--- Begin RECORDS FOR THIS TASK ---

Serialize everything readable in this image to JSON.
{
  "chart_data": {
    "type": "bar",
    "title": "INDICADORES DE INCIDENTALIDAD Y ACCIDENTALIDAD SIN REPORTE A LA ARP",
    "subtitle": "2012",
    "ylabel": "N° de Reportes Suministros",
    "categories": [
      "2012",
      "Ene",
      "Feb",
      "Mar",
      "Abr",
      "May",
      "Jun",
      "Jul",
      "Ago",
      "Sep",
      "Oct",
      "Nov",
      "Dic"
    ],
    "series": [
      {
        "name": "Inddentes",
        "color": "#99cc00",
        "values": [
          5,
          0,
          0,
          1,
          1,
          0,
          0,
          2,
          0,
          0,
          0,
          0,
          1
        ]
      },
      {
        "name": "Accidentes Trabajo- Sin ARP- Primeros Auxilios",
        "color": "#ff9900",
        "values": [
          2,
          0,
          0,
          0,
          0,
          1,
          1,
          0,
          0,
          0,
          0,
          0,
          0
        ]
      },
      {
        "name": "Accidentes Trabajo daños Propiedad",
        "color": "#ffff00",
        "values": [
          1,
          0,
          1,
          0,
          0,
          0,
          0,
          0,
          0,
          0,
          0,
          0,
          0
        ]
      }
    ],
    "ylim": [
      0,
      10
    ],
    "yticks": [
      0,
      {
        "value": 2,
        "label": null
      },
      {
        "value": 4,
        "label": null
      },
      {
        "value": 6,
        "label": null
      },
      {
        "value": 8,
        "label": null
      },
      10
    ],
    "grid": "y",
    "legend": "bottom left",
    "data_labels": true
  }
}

--- End RECORDS FOR THIS TASK ---

**AIM OF THE EXERCISE:** Return each line of the data exactly as written above.

**IN RESPONSE:**
Serialize everything readable in this image to JSON.
{
  "chart_data": {
    "type": "bar",
    "title": "INDICADORES DE INCIDENTALIDAD Y ACCIDENTALIDAD SIN REPORTE A LA ARP",
    "subtitle": "2012",
    "ylabel": "N° de Reportes Suministros",
    "categories": [
      "2012",
      "Ene",
      "Feb",
      "Mar",
      "Abr",
      "May",
      "Jun",
      "Jul",
      "Ago",
      "Sep",
      "Oct",
      "Nov",
      "Dic"
    ],
    "series": [
      {
        "name": "Inddentes",
        "color": "#99cc00",
        "values": [
          5,
          0,
          0,
          1,
          1,
          0,
          0,
          2,
          0,
          0,
          0,
          0,
          1
        ]
      },
      {
        "name": "Accidentes Trabajo- Sin ARP- Primeros Auxilios",
        "color": "#ff9900",
        "values": [
          2,
          0,
          0,
          0,
          0,
          1,
          1,
          0,
          0,
          0,
          0,
          0,
          0
        ]
      },
      {
        "name": "Accidentes Trabajo daños Propiedad",
        "color": "#ffff00",
        "values": [
          1,
          0,
          1,
          0,
          0,
          0,
          0,
          0,
          0,
          0,
          0,
          0,
          0
        ]
      }
    ],
    "ylim": [
      0,
      10
    ],
    "yticks": [
      0,
      {
        "value": 2,
        "label": null
      },
      {
        "value": 4,
        "label": null
      },
      {
        "value": 6,
        "label": null
      },
      {
        "value": 8,
        "label": null
      },
      10
    ],
    "grid": "y",
    "legend": "bottom left",
    "data_labels": true
  }
}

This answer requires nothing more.